[Stored items from a collection]
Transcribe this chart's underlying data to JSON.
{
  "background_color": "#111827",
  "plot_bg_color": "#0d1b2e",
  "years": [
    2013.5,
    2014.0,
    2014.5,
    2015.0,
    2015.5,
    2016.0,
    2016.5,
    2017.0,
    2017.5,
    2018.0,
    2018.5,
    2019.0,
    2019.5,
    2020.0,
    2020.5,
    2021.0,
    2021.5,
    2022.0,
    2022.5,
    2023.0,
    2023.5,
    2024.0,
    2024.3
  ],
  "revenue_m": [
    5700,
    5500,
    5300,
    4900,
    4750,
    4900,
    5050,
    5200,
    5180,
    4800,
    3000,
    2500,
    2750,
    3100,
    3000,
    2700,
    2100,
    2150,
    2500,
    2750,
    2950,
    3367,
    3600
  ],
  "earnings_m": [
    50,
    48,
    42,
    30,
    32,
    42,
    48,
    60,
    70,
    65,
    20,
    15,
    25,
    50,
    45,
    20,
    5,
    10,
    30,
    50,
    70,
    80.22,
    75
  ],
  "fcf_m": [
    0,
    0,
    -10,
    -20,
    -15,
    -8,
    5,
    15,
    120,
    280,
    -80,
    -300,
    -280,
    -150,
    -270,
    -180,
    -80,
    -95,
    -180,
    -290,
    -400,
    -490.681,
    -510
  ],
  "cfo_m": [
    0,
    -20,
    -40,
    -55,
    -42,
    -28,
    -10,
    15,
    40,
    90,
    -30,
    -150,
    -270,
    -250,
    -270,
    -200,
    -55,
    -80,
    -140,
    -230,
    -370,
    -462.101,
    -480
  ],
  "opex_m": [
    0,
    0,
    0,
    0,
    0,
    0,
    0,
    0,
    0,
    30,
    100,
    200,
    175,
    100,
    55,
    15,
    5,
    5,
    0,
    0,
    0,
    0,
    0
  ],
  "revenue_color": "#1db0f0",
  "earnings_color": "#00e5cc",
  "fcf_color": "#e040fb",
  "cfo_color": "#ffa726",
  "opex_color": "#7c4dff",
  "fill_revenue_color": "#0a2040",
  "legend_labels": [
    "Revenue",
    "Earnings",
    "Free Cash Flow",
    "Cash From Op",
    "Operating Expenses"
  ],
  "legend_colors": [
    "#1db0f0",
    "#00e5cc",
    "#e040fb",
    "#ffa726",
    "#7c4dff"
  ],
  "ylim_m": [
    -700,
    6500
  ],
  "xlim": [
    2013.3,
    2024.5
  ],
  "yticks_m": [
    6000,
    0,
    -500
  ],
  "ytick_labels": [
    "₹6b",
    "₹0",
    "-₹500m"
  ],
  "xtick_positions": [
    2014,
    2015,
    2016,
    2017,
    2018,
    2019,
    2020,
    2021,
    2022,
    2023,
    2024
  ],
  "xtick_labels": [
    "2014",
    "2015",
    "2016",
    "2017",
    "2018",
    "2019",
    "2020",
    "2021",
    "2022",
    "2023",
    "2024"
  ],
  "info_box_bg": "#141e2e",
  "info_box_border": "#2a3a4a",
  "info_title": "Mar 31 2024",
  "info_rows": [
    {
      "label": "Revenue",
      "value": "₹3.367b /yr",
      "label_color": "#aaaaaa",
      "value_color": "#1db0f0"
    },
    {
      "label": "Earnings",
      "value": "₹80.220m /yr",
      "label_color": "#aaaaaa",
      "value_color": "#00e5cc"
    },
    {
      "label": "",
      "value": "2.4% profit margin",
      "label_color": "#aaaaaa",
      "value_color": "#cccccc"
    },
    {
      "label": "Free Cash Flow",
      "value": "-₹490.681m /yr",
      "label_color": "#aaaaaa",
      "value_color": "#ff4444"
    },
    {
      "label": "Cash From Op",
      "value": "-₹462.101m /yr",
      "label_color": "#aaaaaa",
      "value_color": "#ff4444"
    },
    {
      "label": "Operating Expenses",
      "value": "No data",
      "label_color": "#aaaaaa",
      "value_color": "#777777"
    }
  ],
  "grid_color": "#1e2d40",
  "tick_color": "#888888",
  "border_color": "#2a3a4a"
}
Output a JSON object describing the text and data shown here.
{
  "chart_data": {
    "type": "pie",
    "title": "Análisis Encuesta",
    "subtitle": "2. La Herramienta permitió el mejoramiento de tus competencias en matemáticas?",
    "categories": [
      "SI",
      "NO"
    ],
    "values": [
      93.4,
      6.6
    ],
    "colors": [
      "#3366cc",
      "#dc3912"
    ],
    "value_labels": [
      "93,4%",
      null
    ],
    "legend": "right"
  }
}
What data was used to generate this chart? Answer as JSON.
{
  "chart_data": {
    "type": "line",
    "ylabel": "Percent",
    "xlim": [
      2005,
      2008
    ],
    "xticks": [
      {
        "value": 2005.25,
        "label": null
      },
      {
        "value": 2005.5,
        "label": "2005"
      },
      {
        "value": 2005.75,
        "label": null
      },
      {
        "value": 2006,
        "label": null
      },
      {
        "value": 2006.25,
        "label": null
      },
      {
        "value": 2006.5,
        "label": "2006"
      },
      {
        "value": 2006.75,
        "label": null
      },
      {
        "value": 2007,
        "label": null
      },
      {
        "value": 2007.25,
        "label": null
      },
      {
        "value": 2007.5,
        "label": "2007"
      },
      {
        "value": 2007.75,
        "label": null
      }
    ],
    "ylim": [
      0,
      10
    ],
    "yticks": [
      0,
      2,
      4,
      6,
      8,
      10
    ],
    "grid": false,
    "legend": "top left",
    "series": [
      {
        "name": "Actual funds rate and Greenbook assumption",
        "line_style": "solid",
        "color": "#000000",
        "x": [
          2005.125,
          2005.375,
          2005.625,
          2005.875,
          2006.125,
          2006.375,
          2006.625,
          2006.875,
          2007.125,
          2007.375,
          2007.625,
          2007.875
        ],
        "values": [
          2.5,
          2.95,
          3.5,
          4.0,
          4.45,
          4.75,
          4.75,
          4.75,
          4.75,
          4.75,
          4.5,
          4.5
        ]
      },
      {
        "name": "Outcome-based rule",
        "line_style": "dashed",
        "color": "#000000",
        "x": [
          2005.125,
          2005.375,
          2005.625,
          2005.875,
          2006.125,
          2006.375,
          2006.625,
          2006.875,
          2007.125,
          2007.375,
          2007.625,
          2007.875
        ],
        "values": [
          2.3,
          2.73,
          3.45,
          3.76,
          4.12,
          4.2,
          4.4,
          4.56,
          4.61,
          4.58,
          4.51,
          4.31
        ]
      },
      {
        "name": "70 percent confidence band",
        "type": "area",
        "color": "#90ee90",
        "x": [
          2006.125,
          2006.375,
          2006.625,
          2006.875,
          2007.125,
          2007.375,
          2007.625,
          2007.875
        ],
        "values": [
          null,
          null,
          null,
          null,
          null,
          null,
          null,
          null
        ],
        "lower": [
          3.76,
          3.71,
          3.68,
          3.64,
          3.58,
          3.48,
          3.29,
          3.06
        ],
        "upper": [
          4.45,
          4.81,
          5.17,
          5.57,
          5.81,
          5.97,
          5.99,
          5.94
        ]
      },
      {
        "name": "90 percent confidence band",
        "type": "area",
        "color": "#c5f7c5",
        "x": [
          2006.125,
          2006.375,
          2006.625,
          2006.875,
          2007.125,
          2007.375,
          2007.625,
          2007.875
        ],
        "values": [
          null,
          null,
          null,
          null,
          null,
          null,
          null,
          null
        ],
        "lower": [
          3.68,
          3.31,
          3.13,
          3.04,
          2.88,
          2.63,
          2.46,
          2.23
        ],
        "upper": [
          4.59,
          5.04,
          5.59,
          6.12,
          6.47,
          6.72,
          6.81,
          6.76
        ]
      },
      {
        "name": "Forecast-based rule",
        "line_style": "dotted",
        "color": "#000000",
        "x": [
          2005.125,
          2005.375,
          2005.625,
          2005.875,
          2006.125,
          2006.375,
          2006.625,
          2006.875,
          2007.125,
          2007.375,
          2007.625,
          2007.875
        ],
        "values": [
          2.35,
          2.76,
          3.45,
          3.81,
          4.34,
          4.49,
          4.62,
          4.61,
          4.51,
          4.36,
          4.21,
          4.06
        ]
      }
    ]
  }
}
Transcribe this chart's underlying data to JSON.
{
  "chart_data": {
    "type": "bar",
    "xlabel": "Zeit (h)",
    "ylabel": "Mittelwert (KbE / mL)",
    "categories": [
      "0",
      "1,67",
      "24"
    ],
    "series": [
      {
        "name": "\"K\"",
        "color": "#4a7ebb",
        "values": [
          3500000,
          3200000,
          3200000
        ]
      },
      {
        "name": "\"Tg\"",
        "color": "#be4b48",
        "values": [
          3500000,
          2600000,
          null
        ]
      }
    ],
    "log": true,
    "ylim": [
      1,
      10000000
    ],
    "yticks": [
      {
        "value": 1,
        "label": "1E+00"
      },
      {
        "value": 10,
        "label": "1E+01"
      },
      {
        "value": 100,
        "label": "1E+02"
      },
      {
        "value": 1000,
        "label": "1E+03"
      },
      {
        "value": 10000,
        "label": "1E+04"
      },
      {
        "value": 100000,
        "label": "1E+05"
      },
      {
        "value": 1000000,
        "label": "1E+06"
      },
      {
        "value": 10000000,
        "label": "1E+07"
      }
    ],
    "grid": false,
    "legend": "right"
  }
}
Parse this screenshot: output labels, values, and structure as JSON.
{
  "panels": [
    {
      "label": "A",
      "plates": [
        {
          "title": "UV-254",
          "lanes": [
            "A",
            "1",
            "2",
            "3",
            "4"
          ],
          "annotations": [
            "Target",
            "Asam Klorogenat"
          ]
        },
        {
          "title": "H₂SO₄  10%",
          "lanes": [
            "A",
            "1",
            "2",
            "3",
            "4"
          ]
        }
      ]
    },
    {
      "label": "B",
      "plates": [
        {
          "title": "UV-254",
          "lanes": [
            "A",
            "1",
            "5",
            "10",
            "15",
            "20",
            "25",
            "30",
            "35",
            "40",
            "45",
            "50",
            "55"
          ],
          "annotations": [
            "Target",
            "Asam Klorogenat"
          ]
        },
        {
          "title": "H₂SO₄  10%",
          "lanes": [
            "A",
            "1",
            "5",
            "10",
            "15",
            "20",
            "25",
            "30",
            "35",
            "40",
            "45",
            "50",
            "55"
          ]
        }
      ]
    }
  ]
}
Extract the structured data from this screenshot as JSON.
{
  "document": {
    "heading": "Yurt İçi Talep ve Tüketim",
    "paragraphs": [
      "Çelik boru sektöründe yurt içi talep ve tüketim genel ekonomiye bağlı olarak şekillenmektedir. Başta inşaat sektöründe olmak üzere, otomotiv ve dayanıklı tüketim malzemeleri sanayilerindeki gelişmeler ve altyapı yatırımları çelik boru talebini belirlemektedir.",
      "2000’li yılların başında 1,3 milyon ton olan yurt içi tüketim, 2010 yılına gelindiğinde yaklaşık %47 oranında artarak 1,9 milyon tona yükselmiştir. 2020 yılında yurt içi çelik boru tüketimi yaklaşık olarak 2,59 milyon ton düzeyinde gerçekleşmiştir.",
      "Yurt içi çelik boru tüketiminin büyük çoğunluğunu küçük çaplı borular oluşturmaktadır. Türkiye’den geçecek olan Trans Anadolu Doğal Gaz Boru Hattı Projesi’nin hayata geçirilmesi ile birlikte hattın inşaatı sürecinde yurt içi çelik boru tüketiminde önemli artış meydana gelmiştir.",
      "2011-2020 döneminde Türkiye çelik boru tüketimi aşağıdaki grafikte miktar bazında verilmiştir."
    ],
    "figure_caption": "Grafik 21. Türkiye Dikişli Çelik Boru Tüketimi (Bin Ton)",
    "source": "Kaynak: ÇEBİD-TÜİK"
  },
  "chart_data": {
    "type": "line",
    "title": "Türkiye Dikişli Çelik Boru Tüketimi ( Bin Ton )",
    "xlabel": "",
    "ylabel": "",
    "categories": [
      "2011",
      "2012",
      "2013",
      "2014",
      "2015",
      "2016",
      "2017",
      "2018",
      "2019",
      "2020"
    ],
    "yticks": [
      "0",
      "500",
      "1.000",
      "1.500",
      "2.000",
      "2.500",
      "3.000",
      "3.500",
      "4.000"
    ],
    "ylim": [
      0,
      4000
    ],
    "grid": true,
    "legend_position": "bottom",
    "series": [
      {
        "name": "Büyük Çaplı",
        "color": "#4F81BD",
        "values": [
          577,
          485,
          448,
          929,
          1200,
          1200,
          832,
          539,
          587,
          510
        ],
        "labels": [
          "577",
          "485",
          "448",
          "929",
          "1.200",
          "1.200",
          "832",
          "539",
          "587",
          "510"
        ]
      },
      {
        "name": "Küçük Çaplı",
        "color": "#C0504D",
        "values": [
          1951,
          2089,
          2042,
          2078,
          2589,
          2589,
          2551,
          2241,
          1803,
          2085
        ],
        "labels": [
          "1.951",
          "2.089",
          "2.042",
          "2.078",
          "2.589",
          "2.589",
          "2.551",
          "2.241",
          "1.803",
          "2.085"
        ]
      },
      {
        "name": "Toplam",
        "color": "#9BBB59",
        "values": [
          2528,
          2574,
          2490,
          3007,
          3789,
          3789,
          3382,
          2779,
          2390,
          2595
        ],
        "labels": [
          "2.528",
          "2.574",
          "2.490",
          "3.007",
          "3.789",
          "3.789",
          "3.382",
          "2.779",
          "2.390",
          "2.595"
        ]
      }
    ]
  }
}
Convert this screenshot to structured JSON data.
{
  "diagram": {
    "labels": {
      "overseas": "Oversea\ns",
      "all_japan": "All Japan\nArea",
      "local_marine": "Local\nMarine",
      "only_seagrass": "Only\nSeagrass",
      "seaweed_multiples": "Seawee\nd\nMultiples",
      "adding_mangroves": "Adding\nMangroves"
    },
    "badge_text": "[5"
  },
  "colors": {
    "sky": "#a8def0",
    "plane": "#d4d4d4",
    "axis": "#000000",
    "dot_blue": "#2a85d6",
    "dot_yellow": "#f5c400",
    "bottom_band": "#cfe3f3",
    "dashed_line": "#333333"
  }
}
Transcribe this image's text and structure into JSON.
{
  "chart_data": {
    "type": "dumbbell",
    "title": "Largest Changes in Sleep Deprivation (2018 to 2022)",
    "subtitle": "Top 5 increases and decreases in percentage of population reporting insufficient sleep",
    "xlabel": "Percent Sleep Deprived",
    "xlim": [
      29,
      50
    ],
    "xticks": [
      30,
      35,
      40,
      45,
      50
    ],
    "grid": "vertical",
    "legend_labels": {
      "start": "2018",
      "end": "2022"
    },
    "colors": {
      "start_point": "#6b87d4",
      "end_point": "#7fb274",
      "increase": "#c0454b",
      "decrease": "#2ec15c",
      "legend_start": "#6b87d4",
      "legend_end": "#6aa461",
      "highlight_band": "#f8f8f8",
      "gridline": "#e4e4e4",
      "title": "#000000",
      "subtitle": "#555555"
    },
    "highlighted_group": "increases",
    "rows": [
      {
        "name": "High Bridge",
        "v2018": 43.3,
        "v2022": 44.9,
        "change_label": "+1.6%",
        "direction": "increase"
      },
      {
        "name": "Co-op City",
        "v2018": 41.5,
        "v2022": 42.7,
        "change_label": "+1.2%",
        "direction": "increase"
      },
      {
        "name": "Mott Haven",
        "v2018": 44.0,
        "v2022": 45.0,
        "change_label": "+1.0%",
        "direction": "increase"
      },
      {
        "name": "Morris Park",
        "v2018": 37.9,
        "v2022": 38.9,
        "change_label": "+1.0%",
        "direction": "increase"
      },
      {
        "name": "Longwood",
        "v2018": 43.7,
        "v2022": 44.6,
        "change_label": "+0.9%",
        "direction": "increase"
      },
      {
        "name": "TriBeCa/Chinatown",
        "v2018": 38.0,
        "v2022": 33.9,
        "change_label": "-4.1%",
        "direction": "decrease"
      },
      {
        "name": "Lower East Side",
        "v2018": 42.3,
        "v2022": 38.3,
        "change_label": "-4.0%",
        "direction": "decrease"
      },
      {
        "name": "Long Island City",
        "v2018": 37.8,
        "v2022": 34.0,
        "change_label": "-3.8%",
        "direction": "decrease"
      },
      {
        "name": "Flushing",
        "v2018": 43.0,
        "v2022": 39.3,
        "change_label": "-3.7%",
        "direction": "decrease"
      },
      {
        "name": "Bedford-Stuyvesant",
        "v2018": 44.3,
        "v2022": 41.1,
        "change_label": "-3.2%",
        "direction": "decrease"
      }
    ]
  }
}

• [Written problem]:
Provide only the count of lines in the material above that hold the word "Dikişli".

• [Correct response]:
2